_Problem description_
Every line of the material is to be repeated exactly as it stands.

_Record set_
------------

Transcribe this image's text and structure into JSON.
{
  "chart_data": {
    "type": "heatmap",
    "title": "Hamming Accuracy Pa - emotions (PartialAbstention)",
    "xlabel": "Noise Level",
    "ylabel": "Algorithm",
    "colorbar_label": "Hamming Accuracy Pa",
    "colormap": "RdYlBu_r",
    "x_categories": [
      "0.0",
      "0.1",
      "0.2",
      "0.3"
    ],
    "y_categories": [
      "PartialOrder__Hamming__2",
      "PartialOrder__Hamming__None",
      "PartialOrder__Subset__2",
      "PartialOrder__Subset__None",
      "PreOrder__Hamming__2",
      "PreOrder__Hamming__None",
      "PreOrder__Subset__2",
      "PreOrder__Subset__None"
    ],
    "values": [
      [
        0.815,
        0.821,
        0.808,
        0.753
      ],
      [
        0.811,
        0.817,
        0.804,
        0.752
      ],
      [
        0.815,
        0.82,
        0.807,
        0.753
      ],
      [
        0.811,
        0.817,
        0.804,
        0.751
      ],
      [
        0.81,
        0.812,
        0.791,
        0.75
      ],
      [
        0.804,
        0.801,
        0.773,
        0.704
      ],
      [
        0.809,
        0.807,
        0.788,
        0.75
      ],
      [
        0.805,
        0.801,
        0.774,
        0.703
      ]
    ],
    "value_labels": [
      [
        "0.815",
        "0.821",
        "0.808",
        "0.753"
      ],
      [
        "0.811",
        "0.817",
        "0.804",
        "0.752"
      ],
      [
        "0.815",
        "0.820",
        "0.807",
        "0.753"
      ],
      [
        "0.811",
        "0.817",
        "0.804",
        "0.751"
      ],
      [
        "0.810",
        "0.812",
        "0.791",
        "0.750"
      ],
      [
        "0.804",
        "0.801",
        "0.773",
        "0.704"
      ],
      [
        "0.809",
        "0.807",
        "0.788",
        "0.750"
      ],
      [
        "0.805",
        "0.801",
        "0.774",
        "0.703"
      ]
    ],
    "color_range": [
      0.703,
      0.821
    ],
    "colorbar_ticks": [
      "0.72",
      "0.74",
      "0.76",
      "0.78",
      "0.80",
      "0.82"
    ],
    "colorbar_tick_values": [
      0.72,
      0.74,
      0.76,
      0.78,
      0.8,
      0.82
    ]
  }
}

------------

_Final result_
Transcribe this image's text and structure into JSON.
{
  "chart_data": {
    "type": "heatmap",
    "title": "Hamming Accuracy Pa - emotions (PartialAbstention)",
    "xlabel": "Noise Level",
    "ylabel": "Algorithm",
    "colorbar_label": "Hamming Accuracy Pa",
    "colormap": "RdYlBu_r",
    "x_categories": [
      "0.0",
      "0.1",
      "0.2",
      "0.3"
    ],
    "y_categories": [
      "PartialOrder__Hamming__2",
      "PartialOrder__Hamming__None",
      "PartialOrder__Subset__2",
      "PartialOrder__Subset__None",
      "PreOrder__Hamming__2",
      "PreOrder__Hamming__None",
      "PreOrder__Subset__2",
      "PreOrder__Subset__None"
    ],
    "values": [
      [
        0.815,
        0.821,
        0.808,
        0.753
      ],
      [
        0.811,
        0.817,
        0.804,
        0.752
      ],
      [
        0.815,
        0.82,
        0.807,
        0.753
      ],
      [
        0.811,
        0.817,
        0.804,
        0.751
      ],
      [
        0.81,
        0.812,
        0.791,
        0.75
      ],
      [
        0.804,
        0.801,
        0.773,
        0.704
      ],
      [
        0.809,
        0.807,
        0.788,
        0.75
      ],
      [
        0.805,
        0.801,
        0.774,
        0.703
      ]
    ],
    "value_labels": [
      [
        "0.815",
        "0.821",
        "0.808",
        "0.753"
      ],
      [
        "0.811",
        "0.817",
        "0.804",
        "0.752"
      ],
      [
        "0.815",
        "0.820",
        "0.807",
        "0.753"
      ],
      [
        "0.811",
        "0.817",
        "0.804",
        "0.751"
      ],
      [
        "0.810",
        "0.812",
        "0.791",
        "0.750"
      ],
      [
        "0.804",
        "0.801",
        "0.773",
        "0.704"
      ],
      [
        "0.809",
        "0.807",
        "0.788",
        "0.750"
      ],
      [
        "0.805",
        "0.801",
        "0.774",
        "0.703"
      ]
    ],
    "color_range": [
      0.703,
      0.821
    ],
    "colorbar_ticks": [
      "0.72",
      "0.74",
      "0.76",
      "0.78",
      "0.80",
      "0.82"
    ],
    "colorbar_tick_values": [
      0.72,
      0.74,
      0.76,
      0.78,
      0.8,
      0.82
    ]
  }
}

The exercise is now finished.